# Extracted information
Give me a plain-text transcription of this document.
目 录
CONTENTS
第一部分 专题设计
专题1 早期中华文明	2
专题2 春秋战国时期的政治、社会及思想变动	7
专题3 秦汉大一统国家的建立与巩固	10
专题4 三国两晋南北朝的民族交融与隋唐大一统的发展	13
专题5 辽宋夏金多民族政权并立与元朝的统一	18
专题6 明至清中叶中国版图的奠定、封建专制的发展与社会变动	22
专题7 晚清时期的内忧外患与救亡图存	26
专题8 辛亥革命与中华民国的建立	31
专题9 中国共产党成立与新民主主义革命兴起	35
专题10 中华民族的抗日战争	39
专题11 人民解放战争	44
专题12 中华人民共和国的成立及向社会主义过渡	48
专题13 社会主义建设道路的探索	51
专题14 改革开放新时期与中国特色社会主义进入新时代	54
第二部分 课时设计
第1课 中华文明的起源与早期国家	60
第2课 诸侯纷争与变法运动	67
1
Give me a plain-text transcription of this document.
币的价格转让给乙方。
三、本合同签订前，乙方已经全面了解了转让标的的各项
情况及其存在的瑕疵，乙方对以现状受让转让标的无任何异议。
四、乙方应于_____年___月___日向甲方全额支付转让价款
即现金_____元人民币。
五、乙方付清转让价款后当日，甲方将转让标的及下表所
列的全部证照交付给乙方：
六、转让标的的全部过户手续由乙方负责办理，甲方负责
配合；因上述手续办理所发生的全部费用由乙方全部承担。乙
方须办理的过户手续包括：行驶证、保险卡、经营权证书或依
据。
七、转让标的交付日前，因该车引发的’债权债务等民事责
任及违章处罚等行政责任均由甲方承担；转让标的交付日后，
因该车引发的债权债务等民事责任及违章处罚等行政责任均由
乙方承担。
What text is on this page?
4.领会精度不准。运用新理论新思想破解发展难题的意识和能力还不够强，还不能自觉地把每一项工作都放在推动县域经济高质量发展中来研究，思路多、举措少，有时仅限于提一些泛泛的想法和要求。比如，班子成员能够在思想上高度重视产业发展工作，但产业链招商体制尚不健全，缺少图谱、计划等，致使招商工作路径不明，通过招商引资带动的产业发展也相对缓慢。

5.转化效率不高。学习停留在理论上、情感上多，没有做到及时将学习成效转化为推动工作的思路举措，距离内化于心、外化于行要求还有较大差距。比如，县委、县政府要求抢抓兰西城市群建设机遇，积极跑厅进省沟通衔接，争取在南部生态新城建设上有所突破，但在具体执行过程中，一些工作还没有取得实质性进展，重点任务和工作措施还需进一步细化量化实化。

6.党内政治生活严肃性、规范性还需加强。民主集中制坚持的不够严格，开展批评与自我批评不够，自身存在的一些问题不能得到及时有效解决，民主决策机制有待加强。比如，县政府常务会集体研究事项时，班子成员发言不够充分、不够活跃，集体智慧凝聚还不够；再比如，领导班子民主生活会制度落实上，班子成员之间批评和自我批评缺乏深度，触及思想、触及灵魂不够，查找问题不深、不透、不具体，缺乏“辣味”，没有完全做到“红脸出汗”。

# What you have to do
Repeat every entry exactly as written above.

# Result of this exercise
Give me a plain-text transcription of this document.
目 录
CONTENTS
第一部分 专题设计
专题1 早期中华文明	2
专题2 春秋战国时期的政治、社会及思想变动	7
专题3 秦汉大一统国家的建立与巩固	10
专题4 三国两晋南北朝的民族交融与隋唐大一统的发展	13
专题5 辽宋夏金多民族政权并立与元朝的统一	18
专题6 明至清中叶中国版图的奠定、封建专制的发展与社会变动	22
专题7 晚清时期的内忧外患与救亡图存	26
专题8 辛亥革命与中华民国的建立	31
专题9 中国共产党成立与新民主主义革命兴起	35
专题10 中华民族的抗日战争	39
专题11 人民解放战争	44
专题12 中华人民共和国的成立及向社会主义过渡	48
专题13 社会主义建设道路的探索	51
专题14 改革开放新时期与中国特色社会主义进入新时代	54
第二部分 课时设计
第1课 中华文明的起源与早期国家	60
第2课 诸侯纷争与变法运动	67
1
Give me a plain-text transcription of this document.
币的价格转让给乙方。
三、本合同签订前，乙方已经全面了解了转让标的的各项
情况及其存在的瑕疵，乙方对以现状受让转让标的无任何异议。
四、乙方应于_____年___月___日向甲方全额支付转让价款
即现金_____元人民币。
五、乙方付清转让价款后当日，甲方将转让标的及下表所
列的全部证照交付给乙方：
六、转让标的的全部过户手续由乙方负责办理，甲方负责
配合；因上述手续办理所发生的全部费用由乙方全部承担。乙
方须办理的过户手续包括：行驶证、保险卡、经营权证书或依
据。
七、转让标的交付日前，因该车引发的’债权债务等民事责
任及违章处罚等行政责任均由甲方承担；转让标的交付日后，
因该车引发的债权债务等民事责任及违章处罚等行政责任均由
乙方承担。
What text is on this page?
4.领会精度不准。运用新理论新思想破解发展难题的意识和能力还不够强，还不能自觉地把每一项工作都放在推动县域经济高质量发展中来研究，思路多、举措少，有时仅限于提一些泛泛的想法和要求。比如，班子成员能够在思想上高度重视产业发展工作，但产业链招商体制尚不健全，缺少图谱、计划等，致使招商工作路径不明，通过招商引资带动的产业发展也相对缓慢。

5.转化效率不高。学习停留在理论上、情感上多，没有做到及时将学习成效转化为推动工作的思路举措，距离内化于心、外化于行要求还有较大差距。比如，县委、县政府要求抢抓兰西城市群建设机遇，积极跑厅进省沟通衔接，争取在南部生态新城建设上有所突破，但在具体执行过程中，一些工作还没有取得实质性进展，重点任务和工作措施还需进一步细化量化实化。

6.党内政治生活严肃性、规范性还需加强。民主集中制坚持的不够严格，开展批评与自我批评不够，自身存在的一些问题不能得到及时有效解决，民主决策机制有待加强。比如，县政府常务会集体研究事项时，班子成员发言不够充分、不够活跃，集体智慧凝聚还不够；再比如，领导班子民主生活会制度落实上，班子成员之间批评和自我批评缺乏深度，触及思想、触及灵魂不够，查找问题不深、不透、不具体，缺乏“辣味”，没有完全做到“红脸出汗”。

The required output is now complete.